• Problem
Reproduce exactly the entries from the "Serialize everything readable" line to the end. Skip all pictures.

--- START OF Data section ---

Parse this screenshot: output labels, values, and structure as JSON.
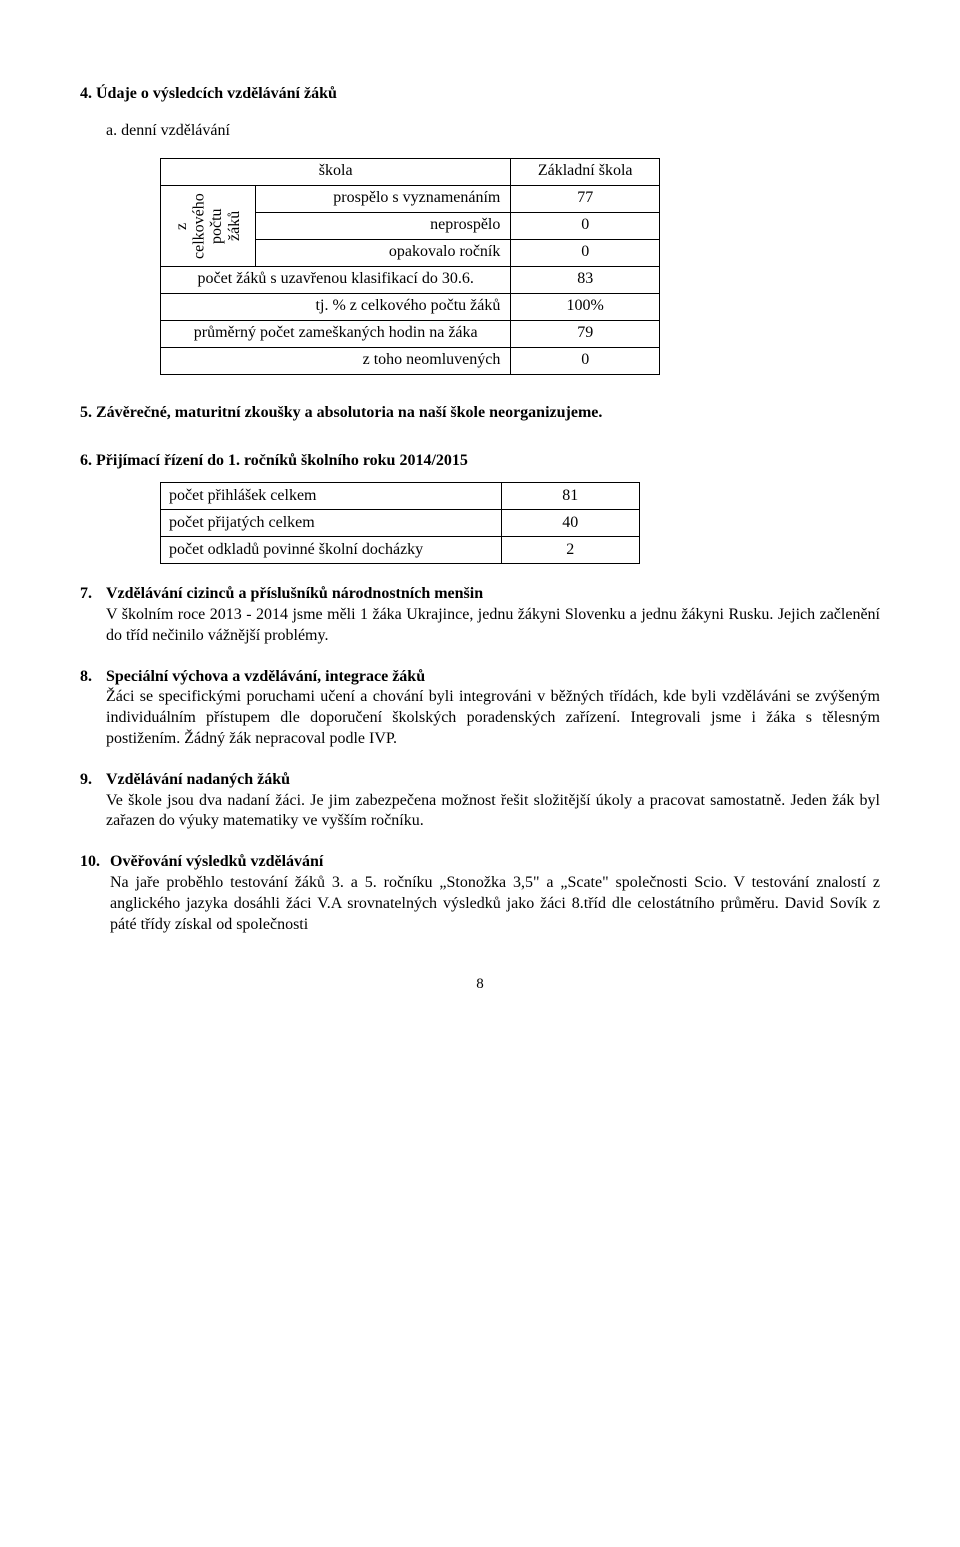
{
  "s4": {
    "heading": "4.  Údaje o výsledcích vzdělávání žáků",
    "sub": "a.  denní vzdělávání"
  },
  "t1": {
    "hdr_skola": "škola",
    "hdr_zs": "Základní škola",
    "rot_label": "z celkového\npočtu žáků",
    "r1_lab": "prospělo s vyznamenáním",
    "r1_val": "77",
    "r2_lab": "neprospělo",
    "r2_val": "0",
    "r3_lab": "opakovalo ročník",
    "r3_val": "0",
    "r4_lab": "počet žáků s uzavřenou klasifikací do 30.6.",
    "r4_val": "83",
    "r5_lab": "tj. % z celkového počtu žáků",
    "r5_val": "100%",
    "r6_lab": "průměrný počet zameškaných hodin na žáka",
    "r6_val": "79",
    "r7_lab": "z toho neomluvených",
    "r7_val": "0"
  },
  "s5": {
    "heading": "5. Závěrečné, maturitní zkoušky a absolutoria na naší škole neorganizujeme."
  },
  "s6": {
    "heading": "6.  Přijímací řízení do 1. ročníků školního roku 2014/2015"
  },
  "t2": {
    "r1_lab": "počet přihlášek celkem",
    "r1_val": "81",
    "r2_lab": "počet přijatých celkem",
    "r2_val": "40",
    "r3_lab": "počet odkladů povinné školní docházky",
    "r3_val": "2"
  },
  "s7": {
    "num": "7.",
    "title": "Vzdělávání cizinců a příslušníků národnostních menšin",
    "text": "V  školním roce 2013 - 2014 jsme měli 1 žáka Ukrajince, jednu žákyni Slovenku a jednu žákyni Rusku. Jejich začlenění do tříd nečinilo vážnější problémy."
  },
  "s8": {
    "num": "8.",
    "title": "Speciální výchova a vzdělávání, integrace žáků",
    "text": "Žáci se specifickými poruchami učení a chování byli integrováni v běžných třídách, kde byli vzděláváni se zvýšeným individuálním přístupem dle doporučení školských poradenských zařízení. Integrovali jsme i žáka s tělesným postižením. Žádný žák nepracoval podle IVP."
  },
  "s9": {
    "num": "9.",
    "title": "Vzdělávání nadaných žáků",
    "text": "Ve škole jsou dva nadaní žáci. Je jim zabezpečena možnost řešit složitější úkoly a pracovat samostatně. Jeden žák byl zařazen do výuky matematiky ve vyšším ročníku."
  },
  "s10": {
    "num": "10.",
    "title": "Ověřování výsledků vzdělávání",
    "text": "Na jaře proběhlo testování žáků 3. a 5. ročníku „Stonožka 3,5\" a „Scate\" společnosti Scio. V testování znalostí z anglického jazyka dosáhli žáci V.A srovnatelných výsledků jako žáci 8.tříd dle celostátního průměru. David Sovík z páté třídy získal od společnosti"
  },
  "pagenum": "8"
}
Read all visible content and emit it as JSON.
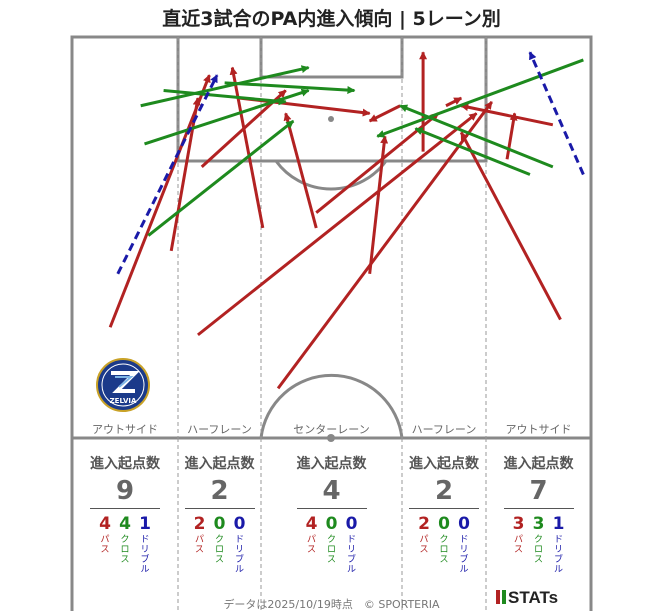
{
  "title": "直近3試合のPA内進入傾向 | 5レーン別",
  "footer": "データは2025/10/19時点　© SPORTERIA",
  "stats_logo": "STATs",
  "club_logo": {
    "text": "ZELVIA",
    "color": "#1b3a8a"
  },
  "stat_heading": "進入起点数",
  "types": {
    "pass": "パス",
    "cross": "クロス",
    "dribble": "ドリブル"
  },
  "colors": {
    "pass": "#b22222",
    "cross": "#1e8a1e",
    "dribble": "#1a1aa8"
  },
  "lanes": [
    {
      "name": "アウトサイド",
      "total": "9",
      "pass": "4",
      "cross": "4",
      "dribble": "1"
    },
    {
      "name": "ハーフレーン",
      "total": "2",
      "pass": "2",
      "cross": "0",
      "dribble": "0"
    },
    {
      "name": "センターレーン",
      "total": "4",
      "pass": "4",
      "cross": "0",
      "dribble": "0"
    },
    {
      "name": "ハーフレーン",
      "total": "2",
      "pass": "2",
      "cross": "0",
      "dribble": "0"
    },
    {
      "name": "アウトサイド",
      "total": "7",
      "pass": "3",
      "cross": "3",
      "dribble": "1"
    }
  ],
  "chart_data": {
    "type": "scatter",
    "title": "直近3試合のPA内進入傾向 | 5レーン別",
    "description_units": "pitch coordinates in metres: x = across pitch (0 left touchline – 68 right touchline), y = distance from goal line (0 – 52.5 half-way line)",
    "xlim": [
      0,
      68
    ],
    "ylim": [
      0,
      52.5
    ],
    "series": [
      {
        "name": "パス",
        "style": "solid",
        "color": "#b22222",
        "arrows": [
          {
            "from": [
              5,
              38
            ],
            "to": [
              18,
              5
            ]
          },
          {
            "from": [
              13,
              28
            ],
            "to": [
              16.5,
              8
            ]
          },
          {
            "from": [
              25,
              25
            ],
            "to": [
              21,
              4
            ]
          },
          {
            "from": [
              17,
              17
            ],
            "to": [
              28,
              7
            ]
          },
          {
            "from": [
              22,
              8
            ],
            "to": [
              39,
              10
            ]
          },
          {
            "from": [
              16.5,
              39
            ],
            "to": [
              53,
              10
            ]
          },
          {
            "from": [
              27,
              46
            ],
            "to": [
              55,
              8.5
            ]
          },
          {
            "from": [
              32,
              25
            ],
            "to": [
              28,
              10
            ]
          },
          {
            "from": [
              39,
              31
            ],
            "to": [
              41,
              13
            ]
          },
          {
            "from": [
              43,
              9
            ],
            "to": [
              39,
              11
            ]
          },
          {
            "from": [
              49,
              9
            ],
            "to": [
              51,
              8
            ]
          },
          {
            "from": [
              46,
              15
            ],
            "to": [
              46,
              2
            ]
          },
          {
            "from": [
              64,
              37
            ],
            "to": [
              51,
              12.5
            ]
          },
          {
            "from": [
              63,
              11.5
            ],
            "to": [
              51,
              9
            ]
          },
          {
            "from": [
              57,
              16
            ],
            "to": [
              58,
              10
            ]
          },
          {
            "from": [
              32,
              23
            ],
            "to": [
              48,
              10
            ]
          }
        ]
      },
      {
        "name": "クロス",
        "style": "solid",
        "color": "#1e8a1e",
        "arrows": [
          {
            "from": [
              12,
              7
            ],
            "to": [
              28,
              8.5
            ]
          },
          {
            "from": [
              9,
              9
            ],
            "to": [
              31,
              4
            ]
          },
          {
            "from": [
              9.5,
              14
            ],
            "to": [
              31,
              7
            ]
          },
          {
            "from": [
              10,
              26
            ],
            "to": [
              29,
              11
            ]
          },
          {
            "from": [
              20,
              6
            ],
            "to": [
              37,
              7
            ]
          },
          {
            "from": [
              67,
              3
            ],
            "to": [
              40,
              13
            ]
          },
          {
            "from": [
              63,
              17
            ],
            "to": [
              43,
              9
            ]
          },
          {
            "from": [
              60,
              18
            ],
            "to": [
              45,
              12
            ]
          }
        ]
      },
      {
        "name": "ドリブル",
        "style": "dashed",
        "color": "#1a1aa8",
        "arrows": [
          {
            "from": [
              6,
              31
            ],
            "to": [
              19,
              5
            ]
          },
          {
            "from": [
              67,
              18
            ],
            "to": [
              60,
              2
            ]
          }
        ]
      }
    ],
    "lane_labels": [
      "アウトサイド",
      "ハーフレーン",
      "センターレーン",
      "ハーフレーン",
      "アウトサイド"
    ],
    "counts": {
      "categories": [
        "アウトサイド",
        "ハーフレーン",
        "センターレーン",
        "ハーフレーン",
        "アウトサイド"
      ],
      "total": [
        9,
        2,
        4,
        2,
        7
      ],
      "pass": [
        4,
        2,
        4,
        2,
        3
      ],
      "cross": [
        4,
        0,
        0,
        0,
        3
      ],
      "dribble": [
        1,
        0,
        0,
        0,
        1
      ]
    },
    "grid": false,
    "legend": "none"
  }
}
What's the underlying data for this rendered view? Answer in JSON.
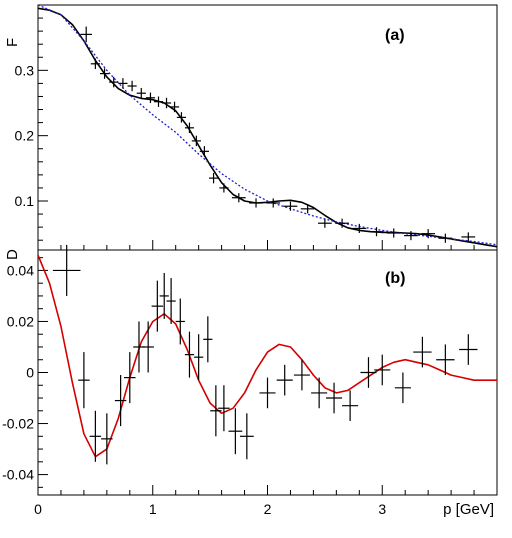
{
  "chart_data": [
    {
      "panel": "(a)",
      "type": "scatter",
      "ylabel": "F",
      "xlim": [
        0,
        4.0
      ],
      "ylim": [
        0.025,
        0.4
      ],
      "yticks": [
        0.1,
        0.2,
        0.3
      ],
      "ytick_labels": [
        "0.1",
        "0.2",
        "0.3"
      ],
      "points": [
        {
          "x": 0.42,
          "y": 0.355,
          "xerr": 0.05,
          "yerr": 0.012
        },
        {
          "x": 0.5,
          "y": 0.31,
          "xerr": 0.04,
          "yerr": 0.008
        },
        {
          "x": 0.58,
          "y": 0.295,
          "xerr": 0.04,
          "yerr": 0.008
        },
        {
          "x": 0.66,
          "y": 0.282,
          "xerr": 0.04,
          "yerr": 0.008
        },
        {
          "x": 0.74,
          "y": 0.28,
          "xerr": 0.04,
          "yerr": 0.008
        },
        {
          "x": 0.82,
          "y": 0.276,
          "xerr": 0.04,
          "yerr": 0.008
        },
        {
          "x": 0.9,
          "y": 0.265,
          "xerr": 0.04,
          "yerr": 0.008
        },
        {
          "x": 0.98,
          "y": 0.258,
          "xerr": 0.04,
          "yerr": 0.008
        },
        {
          "x": 1.05,
          "y": 0.252,
          "xerr": 0.04,
          "yerr": 0.008
        },
        {
          "x": 1.12,
          "y": 0.25,
          "xerr": 0.04,
          "yerr": 0.008
        },
        {
          "x": 1.19,
          "y": 0.244,
          "xerr": 0.04,
          "yerr": 0.008
        },
        {
          "x": 1.25,
          "y": 0.228,
          "xerr": 0.04,
          "yerr": 0.008
        },
        {
          "x": 1.32,
          "y": 0.212,
          "xerr": 0.04,
          "yerr": 0.008
        },
        {
          "x": 1.38,
          "y": 0.192,
          "xerr": 0.04,
          "yerr": 0.008
        },
        {
          "x": 1.45,
          "y": 0.176,
          "xerr": 0.04,
          "yerr": 0.008
        },
        {
          "x": 1.53,
          "y": 0.135,
          "xerr": 0.04,
          "yerr": 0.008
        },
        {
          "x": 1.62,
          "y": 0.12,
          "xerr": 0.04,
          "yerr": 0.007
        },
        {
          "x": 1.75,
          "y": 0.105,
          "xerr": 0.06,
          "yerr": 0.007
        },
        {
          "x": 1.9,
          "y": 0.097,
          "xerr": 0.06,
          "yerr": 0.007
        },
        {
          "x": 2.05,
          "y": 0.097,
          "xerr": 0.06,
          "yerr": 0.007
        },
        {
          "x": 2.2,
          "y": 0.092,
          "xerr": 0.06,
          "yerr": 0.007
        },
        {
          "x": 2.35,
          "y": 0.088,
          "xerr": 0.06,
          "yerr": 0.007
        },
        {
          "x": 2.5,
          "y": 0.066,
          "xerr": 0.06,
          "yerr": 0.007
        },
        {
          "x": 2.65,
          "y": 0.066,
          "xerr": 0.06,
          "yerr": 0.007
        },
        {
          "x": 2.8,
          "y": 0.058,
          "xerr": 0.06,
          "yerr": 0.007
        },
        {
          "x": 2.95,
          "y": 0.053,
          "xerr": 0.06,
          "yerr": 0.007
        },
        {
          "x": 3.1,
          "y": 0.051,
          "xerr": 0.06,
          "yerr": 0.007
        },
        {
          "x": 3.25,
          "y": 0.047,
          "xerr": 0.06,
          "yerr": 0.007
        },
        {
          "x": 3.4,
          "y": 0.05,
          "xerr": 0.06,
          "yerr": 0.007
        },
        {
          "x": 3.55,
          "y": 0.043,
          "xerr": 0.06,
          "yerr": 0.007
        },
        {
          "x": 3.75,
          "y": 0.045,
          "xerr": 0.06,
          "yerr": 0.007
        }
      ],
      "curves": [
        {
          "style": "solid",
          "color": "#000000",
          "x": [
            0.0,
            0.1,
            0.2,
            0.3,
            0.4,
            0.5,
            0.6,
            0.7,
            0.8,
            0.9,
            1.0,
            1.1,
            1.2,
            1.3,
            1.4,
            1.5,
            1.6,
            1.7,
            1.8,
            1.9,
            2.0,
            2.1,
            2.2,
            2.3,
            2.4,
            2.5,
            2.6,
            2.7,
            2.8,
            2.9,
            3.0,
            3.1,
            3.2,
            3.3,
            3.4,
            3.5,
            3.6,
            3.7,
            3.8,
            3.9,
            4.0
          ],
          "y": [
            0.395,
            0.392,
            0.385,
            0.37,
            0.345,
            0.315,
            0.29,
            0.272,
            0.262,
            0.257,
            0.255,
            0.25,
            0.238,
            0.215,
            0.185,
            0.155,
            0.128,
            0.11,
            0.1,
            0.097,
            0.098,
            0.1,
            0.101,
            0.098,
            0.09,
            0.078,
            0.067,
            0.059,
            0.055,
            0.053,
            0.052,
            0.052,
            0.051,
            0.05,
            0.048,
            0.045,
            0.042,
            0.039,
            0.036,
            0.033,
            0.03
          ]
        },
        {
          "style": "dotted",
          "color": "#1f1fcf",
          "x": [
            0.0,
            0.2,
            0.4,
            0.6,
            0.8,
            1.0,
            1.2,
            1.4,
            1.6,
            1.8,
            2.0,
            2.2,
            2.4,
            2.6,
            2.8,
            3.0,
            3.2,
            3.4,
            3.6,
            3.8,
            4.0
          ],
          "y": [
            0.4,
            0.385,
            0.345,
            0.3,
            0.262,
            0.232,
            0.205,
            0.172,
            0.142,
            0.118,
            0.1,
            0.088,
            0.077,
            0.068,
            0.061,
            0.055,
            0.05,
            0.046,
            0.042,
            0.038,
            0.033
          ]
        }
      ]
    },
    {
      "panel": "(b)",
      "type": "scatter",
      "ylabel": "D",
      "xlabel": "p [GeV]",
      "xlim": [
        0,
        4.0
      ],
      "ylim": [
        -0.048,
        0.048
      ],
      "xticks": [
        0,
        1,
        2,
        3
      ],
      "xtick_labels": [
        "0",
        "1",
        "2",
        "3"
      ],
      "yticks": [
        -0.04,
        -0.02,
        0,
        0.02,
        0.04
      ],
      "ytick_labels": [
        "-0.04",
        "-0.02",
        "0",
        "0.02",
        "0.04"
      ],
      "points": [
        {
          "x": 0.25,
          "y": 0.04,
          "xerr": 0.12,
          "yerr": 0.01
        },
        {
          "x": 0.4,
          "y": -0.003,
          "xerr": 0.05,
          "yerr": 0.011
        },
        {
          "x": 0.5,
          "y": -0.025,
          "xerr": 0.05,
          "yerr": 0.01
        },
        {
          "x": 0.6,
          "y": -0.026,
          "xerr": 0.05,
          "yerr": 0.01
        },
        {
          "x": 0.72,
          "y": -0.011,
          "xerr": 0.05,
          "yerr": 0.01
        },
        {
          "x": 0.8,
          "y": -0.002,
          "xerr": 0.05,
          "yerr": 0.01
        },
        {
          "x": 0.88,
          "y": 0.01,
          "xerr": 0.05,
          "yerr": 0.01
        },
        {
          "x": 0.96,
          "y": 0.01,
          "xerr": 0.05,
          "yerr": 0.01
        },
        {
          "x": 1.04,
          "y": 0.026,
          "xerr": 0.05,
          "yerr": 0.01
        },
        {
          "x": 1.1,
          "y": 0.03,
          "xerr": 0.04,
          "yerr": 0.009
        },
        {
          "x": 1.16,
          "y": 0.028,
          "xerr": 0.04,
          "yerr": 0.009
        },
        {
          "x": 1.24,
          "y": 0.02,
          "xerr": 0.04,
          "yerr": 0.009
        },
        {
          "x": 1.32,
          "y": 0.007,
          "xerr": 0.04,
          "yerr": 0.009
        },
        {
          "x": 1.4,
          "y": 0.006,
          "xerr": 0.04,
          "yerr": 0.009
        },
        {
          "x": 1.48,
          "y": 0.013,
          "xerr": 0.04,
          "yerr": 0.009
        },
        {
          "x": 1.55,
          "y": -0.015,
          "xerr": 0.05,
          "yerr": 0.01
        },
        {
          "x": 1.62,
          "y": -0.014,
          "xerr": 0.05,
          "yerr": 0.009
        },
        {
          "x": 1.72,
          "y": -0.023,
          "xerr": 0.06,
          "yerr": 0.009
        },
        {
          "x": 1.82,
          "y": -0.025,
          "xerr": 0.06,
          "yerr": 0.009
        },
        {
          "x": 2.0,
          "y": -0.008,
          "xerr": 0.07,
          "yerr": 0.006
        },
        {
          "x": 2.15,
          "y": -0.003,
          "xerr": 0.07,
          "yerr": 0.006
        },
        {
          "x": 2.3,
          "y": -0.001,
          "xerr": 0.07,
          "yerr": 0.006
        },
        {
          "x": 2.45,
          "y": -0.008,
          "xerr": 0.07,
          "yerr": 0.006
        },
        {
          "x": 2.58,
          "y": -0.01,
          "xerr": 0.07,
          "yerr": 0.006
        },
        {
          "x": 2.72,
          "y": -0.013,
          "xerr": 0.07,
          "yerr": 0.006
        },
        {
          "x": 2.88,
          "y": 0.0,
          "xerr": 0.07,
          "yerr": 0.006
        },
        {
          "x": 3.0,
          "y": 0.001,
          "xerr": 0.07,
          "yerr": 0.006
        },
        {
          "x": 3.18,
          "y": -0.006,
          "xerr": 0.07,
          "yerr": 0.006
        },
        {
          "x": 3.35,
          "y": 0.008,
          "xerr": 0.08,
          "yerr": 0.006
        },
        {
          "x": 3.55,
          "y": 0.005,
          "xerr": 0.08,
          "yerr": 0.006
        },
        {
          "x": 3.75,
          "y": 0.009,
          "xerr": 0.08,
          "yerr": 0.006
        }
      ],
      "curves": [
        {
          "style": "solid",
          "color": "#d40000",
          "x": [
            0.0,
            0.1,
            0.2,
            0.3,
            0.4,
            0.5,
            0.6,
            0.7,
            0.8,
            0.9,
            1.0,
            1.1,
            1.2,
            1.3,
            1.4,
            1.5,
            1.6,
            1.7,
            1.8,
            1.9,
            2.0,
            2.1,
            2.2,
            2.3,
            2.4,
            2.5,
            2.6,
            2.7,
            2.8,
            2.9,
            3.0,
            3.1,
            3.2,
            3.3,
            3.4,
            3.5,
            3.6,
            3.7,
            3.8,
            3.9,
            4.0
          ],
          "y": [
            0.046,
            0.035,
            0.018,
            -0.004,
            -0.024,
            -0.033,
            -0.03,
            -0.018,
            -0.002,
            0.012,
            0.02,
            0.023,
            0.019,
            0.009,
            -0.003,
            -0.012,
            -0.016,
            -0.014,
            -0.008,
            0.001,
            0.008,
            0.011,
            0.01,
            0.005,
            -0.001,
            -0.006,
            -0.008,
            -0.007,
            -0.004,
            -0.001,
            0.002,
            0.004,
            0.005,
            0.004,
            0.003,
            0.001,
            -0.001,
            -0.002,
            -0.003,
            -0.003,
            -0.003
          ]
        }
      ]
    }
  ]
}
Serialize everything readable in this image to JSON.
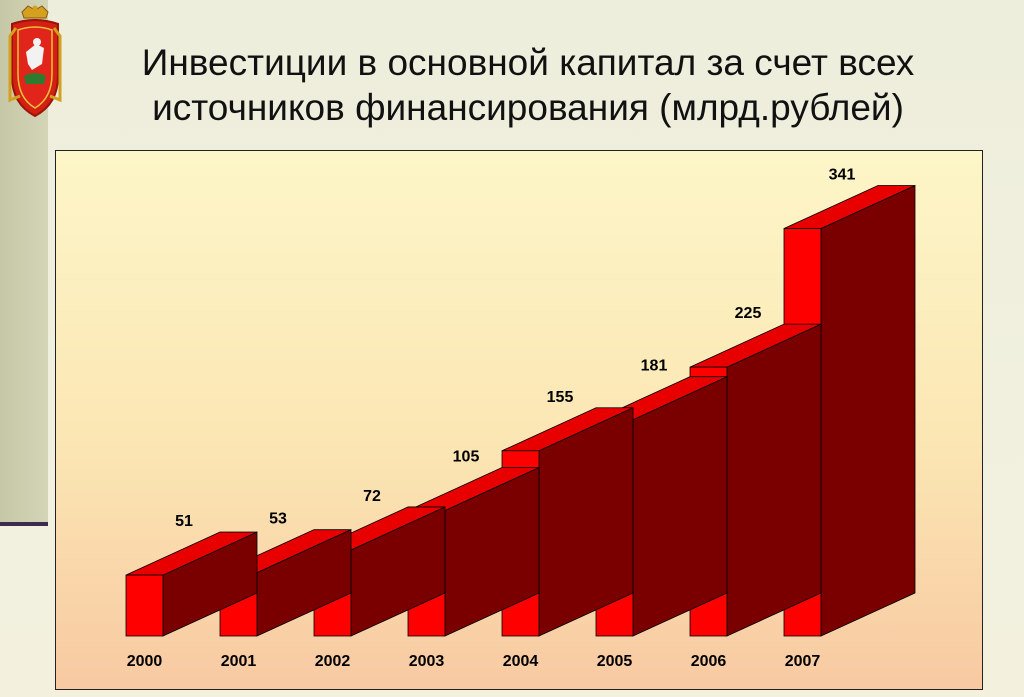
{
  "title": "Инвестиции в основной капитал за счет всех источников финансирования (млрд.рублей)",
  "emblem_icon": "coat-of-arms-icon",
  "colors": {
    "bar_front": "#ff0000",
    "bar_top": "#e80000",
    "bar_side": "#7a0000"
  },
  "chart_data": {
    "type": "bar",
    "title": "Инвестиции в основной капитал за счет всех источников финансирования (млрд.рублей)",
    "categories": [
      "2000",
      "2001",
      "2002",
      "2003",
      "2004",
      "2005",
      "2006",
      "2007"
    ],
    "values": [
      51,
      53,
      72,
      105,
      155,
      181,
      225,
      341
    ],
    "data_labels": [
      "51",
      "53",
      "72",
      "105",
      "155",
      "181",
      "225",
      "341"
    ],
    "grid": false,
    "legend": "none",
    "style": "3d-bars"
  }
}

--- END OF Data section ---

• Completed exercise
Serialize everything readable in this image to JSON.
{
  "title": "Инвестиции в основной капитал за счет всех источников финансирования (млрд.рублей)",
  "emblem_icon": "coat-of-arms-icon",
  "colors": {
    "bar_front": "#ff0000",
    "bar_top": "#e80000",
    "bar_side": "#7a0000"
  },
  "chart_data": {
    "type": "bar",
    "title": "Инвестиции в основной капитал за счет всех источников финансирования (млрд.рублей)",
    "categories": [
      "2000",
      "2001",
      "2002",
      "2003",
      "2004",
      "2005",
      "2006",
      "2007"
    ],
    "values": [
      51,
      53,
      72,
      105,
      155,
      181,
      225,
      341
    ],
    "data_labels": [
      "51",
      "53",
      "72",
      "105",
      "155",
      "181",
      "225",
      "341"
    ],
    "grid": false,
    "legend": "none",
    "style": "3d-bars"
  }
}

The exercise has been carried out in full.